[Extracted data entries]
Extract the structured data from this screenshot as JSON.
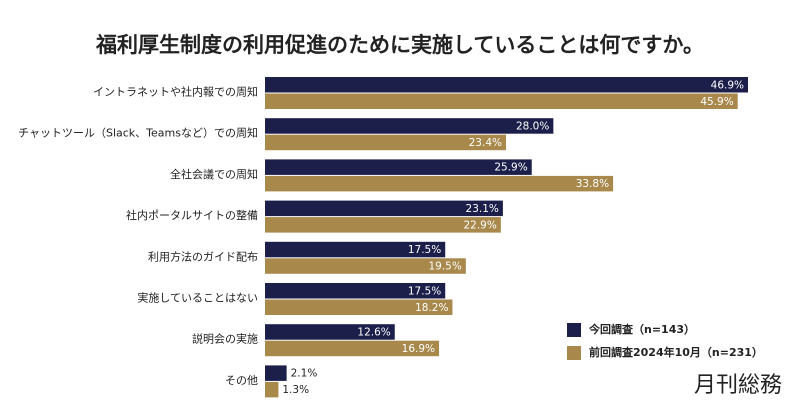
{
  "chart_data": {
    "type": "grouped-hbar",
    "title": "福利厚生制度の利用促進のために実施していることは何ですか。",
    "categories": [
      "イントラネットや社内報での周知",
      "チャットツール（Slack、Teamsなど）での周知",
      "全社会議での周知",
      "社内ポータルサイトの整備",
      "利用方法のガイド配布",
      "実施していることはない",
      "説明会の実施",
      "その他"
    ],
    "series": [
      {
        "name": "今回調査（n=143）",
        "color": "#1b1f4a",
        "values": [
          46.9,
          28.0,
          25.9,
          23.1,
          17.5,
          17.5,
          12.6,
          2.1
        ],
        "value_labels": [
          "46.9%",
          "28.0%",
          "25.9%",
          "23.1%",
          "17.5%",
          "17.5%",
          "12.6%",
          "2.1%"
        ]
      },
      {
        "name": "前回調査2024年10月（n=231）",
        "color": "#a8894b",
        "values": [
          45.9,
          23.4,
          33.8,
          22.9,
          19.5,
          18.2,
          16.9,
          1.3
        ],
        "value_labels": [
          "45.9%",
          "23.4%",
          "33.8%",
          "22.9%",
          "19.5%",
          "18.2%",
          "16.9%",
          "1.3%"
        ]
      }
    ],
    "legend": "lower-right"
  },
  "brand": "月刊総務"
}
* * *
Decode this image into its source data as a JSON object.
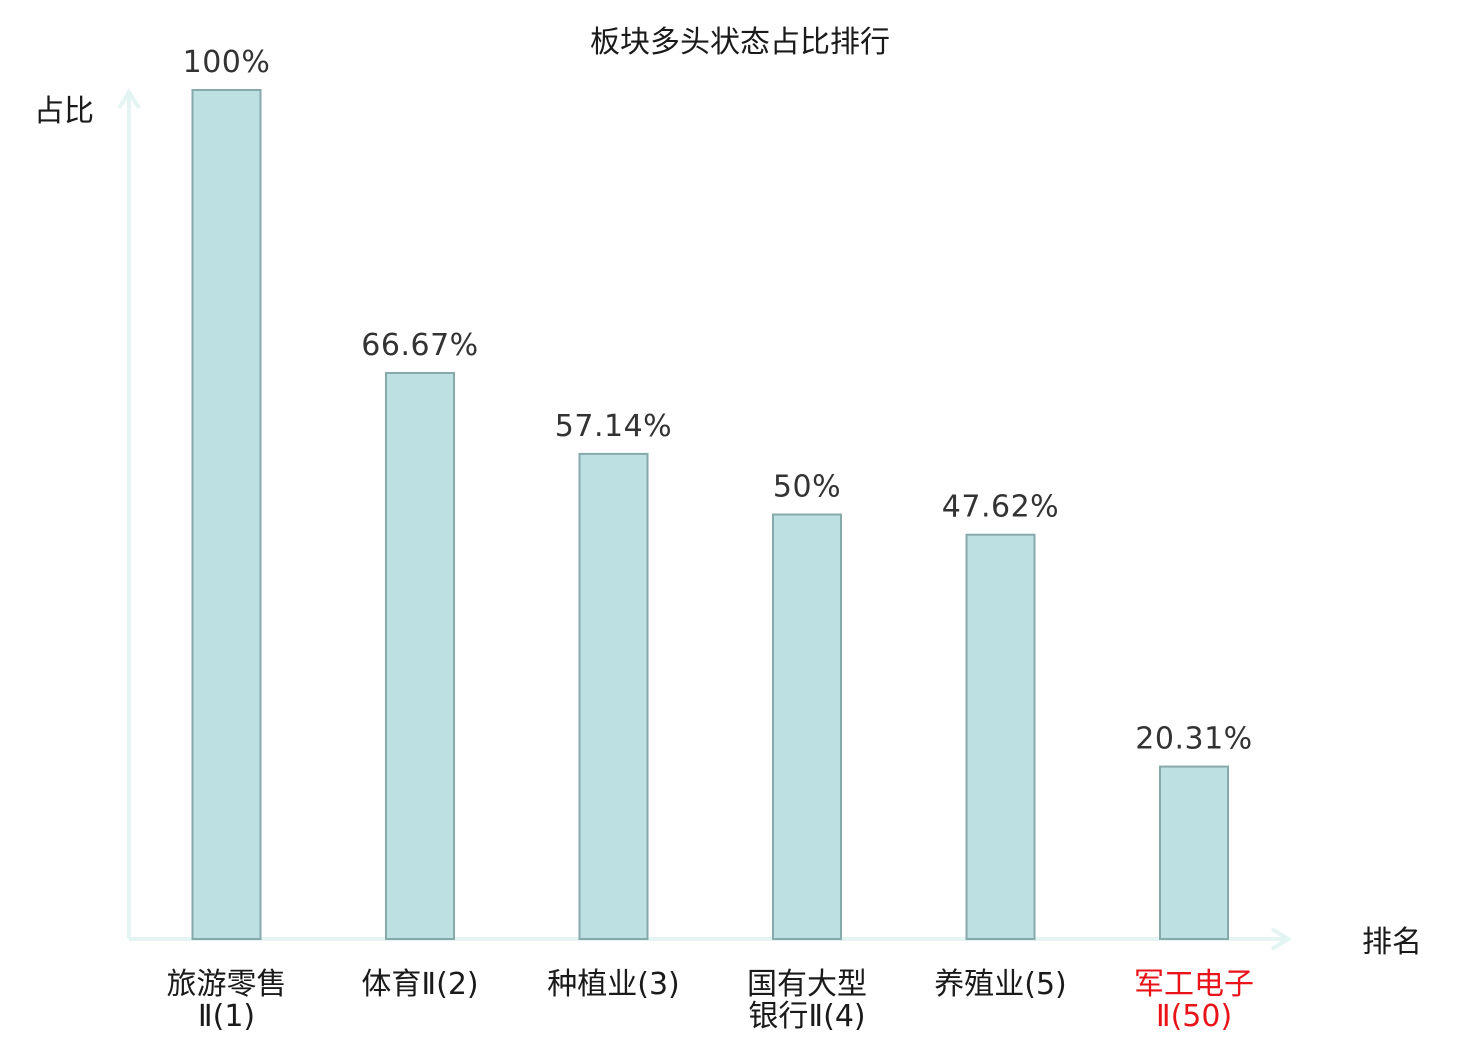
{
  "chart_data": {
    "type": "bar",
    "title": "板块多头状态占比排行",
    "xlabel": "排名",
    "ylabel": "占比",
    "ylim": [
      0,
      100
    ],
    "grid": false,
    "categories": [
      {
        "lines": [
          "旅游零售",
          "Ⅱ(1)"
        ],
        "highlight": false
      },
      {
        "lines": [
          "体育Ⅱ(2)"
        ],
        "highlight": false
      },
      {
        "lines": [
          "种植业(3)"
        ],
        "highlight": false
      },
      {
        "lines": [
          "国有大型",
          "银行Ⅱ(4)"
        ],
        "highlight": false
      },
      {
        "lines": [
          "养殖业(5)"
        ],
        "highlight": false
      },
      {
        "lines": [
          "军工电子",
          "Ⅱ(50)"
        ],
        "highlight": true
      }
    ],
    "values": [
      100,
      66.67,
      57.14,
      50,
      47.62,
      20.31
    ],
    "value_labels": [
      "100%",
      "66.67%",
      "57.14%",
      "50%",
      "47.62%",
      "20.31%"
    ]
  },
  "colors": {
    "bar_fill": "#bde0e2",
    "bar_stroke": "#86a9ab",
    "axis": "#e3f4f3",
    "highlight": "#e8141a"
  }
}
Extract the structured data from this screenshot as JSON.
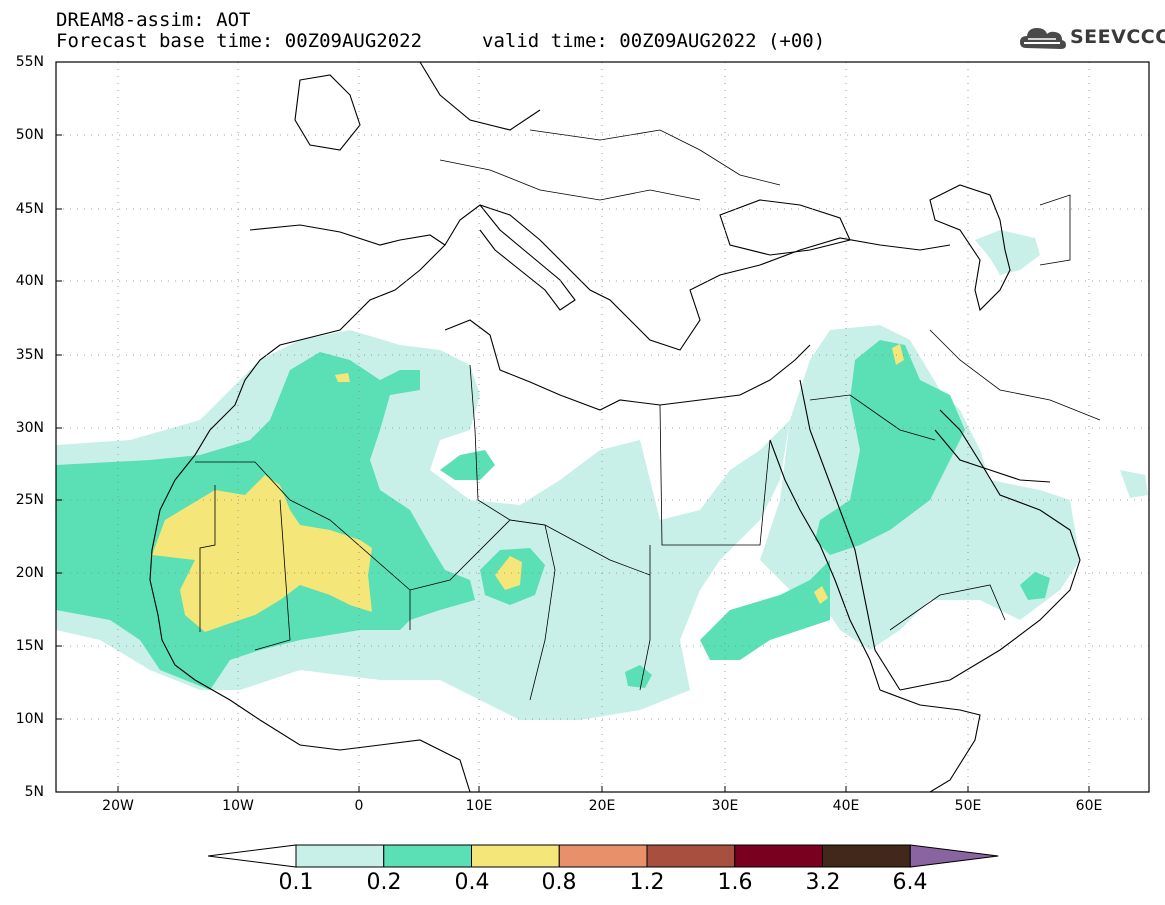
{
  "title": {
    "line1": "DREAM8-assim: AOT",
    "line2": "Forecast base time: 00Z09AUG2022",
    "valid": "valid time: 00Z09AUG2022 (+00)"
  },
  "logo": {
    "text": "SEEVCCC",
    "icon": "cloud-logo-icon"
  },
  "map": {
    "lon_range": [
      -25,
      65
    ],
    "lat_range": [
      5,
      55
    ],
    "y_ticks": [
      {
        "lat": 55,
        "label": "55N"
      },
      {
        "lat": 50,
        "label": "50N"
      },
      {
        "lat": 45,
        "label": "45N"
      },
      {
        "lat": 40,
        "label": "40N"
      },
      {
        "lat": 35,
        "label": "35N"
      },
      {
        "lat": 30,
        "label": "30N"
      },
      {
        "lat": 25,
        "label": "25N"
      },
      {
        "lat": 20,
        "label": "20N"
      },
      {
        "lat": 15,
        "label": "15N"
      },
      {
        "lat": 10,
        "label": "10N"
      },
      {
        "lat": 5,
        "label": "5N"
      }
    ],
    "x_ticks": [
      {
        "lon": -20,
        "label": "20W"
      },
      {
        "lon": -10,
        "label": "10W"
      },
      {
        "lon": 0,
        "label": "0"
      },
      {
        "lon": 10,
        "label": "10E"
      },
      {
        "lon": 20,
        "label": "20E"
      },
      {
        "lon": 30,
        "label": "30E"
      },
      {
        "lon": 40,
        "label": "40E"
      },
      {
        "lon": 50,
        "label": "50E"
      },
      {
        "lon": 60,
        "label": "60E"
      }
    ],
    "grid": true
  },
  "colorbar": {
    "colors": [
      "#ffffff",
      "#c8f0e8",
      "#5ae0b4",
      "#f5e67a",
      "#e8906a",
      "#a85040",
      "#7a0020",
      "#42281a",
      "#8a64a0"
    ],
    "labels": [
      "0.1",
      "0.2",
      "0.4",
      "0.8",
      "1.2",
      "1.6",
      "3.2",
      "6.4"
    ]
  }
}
---
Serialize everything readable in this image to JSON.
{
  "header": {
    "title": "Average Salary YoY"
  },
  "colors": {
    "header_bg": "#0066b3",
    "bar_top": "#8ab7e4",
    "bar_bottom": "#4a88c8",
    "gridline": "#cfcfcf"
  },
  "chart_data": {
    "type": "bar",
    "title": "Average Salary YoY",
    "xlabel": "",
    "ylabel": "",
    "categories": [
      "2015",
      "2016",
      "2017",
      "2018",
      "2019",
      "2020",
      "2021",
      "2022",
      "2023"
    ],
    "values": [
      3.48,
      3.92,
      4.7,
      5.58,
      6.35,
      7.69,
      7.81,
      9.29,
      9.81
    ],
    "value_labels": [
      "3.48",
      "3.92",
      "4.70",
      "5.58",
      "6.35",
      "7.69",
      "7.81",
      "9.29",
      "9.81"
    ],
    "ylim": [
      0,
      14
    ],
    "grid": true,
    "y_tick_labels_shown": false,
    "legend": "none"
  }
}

- **TASK TO CARRY OUT**
Show the lines of the records that include the string "Average".

- **SOLUTION**
    "title": "Average Salary YoY"
    "title": "Average Salary YoY",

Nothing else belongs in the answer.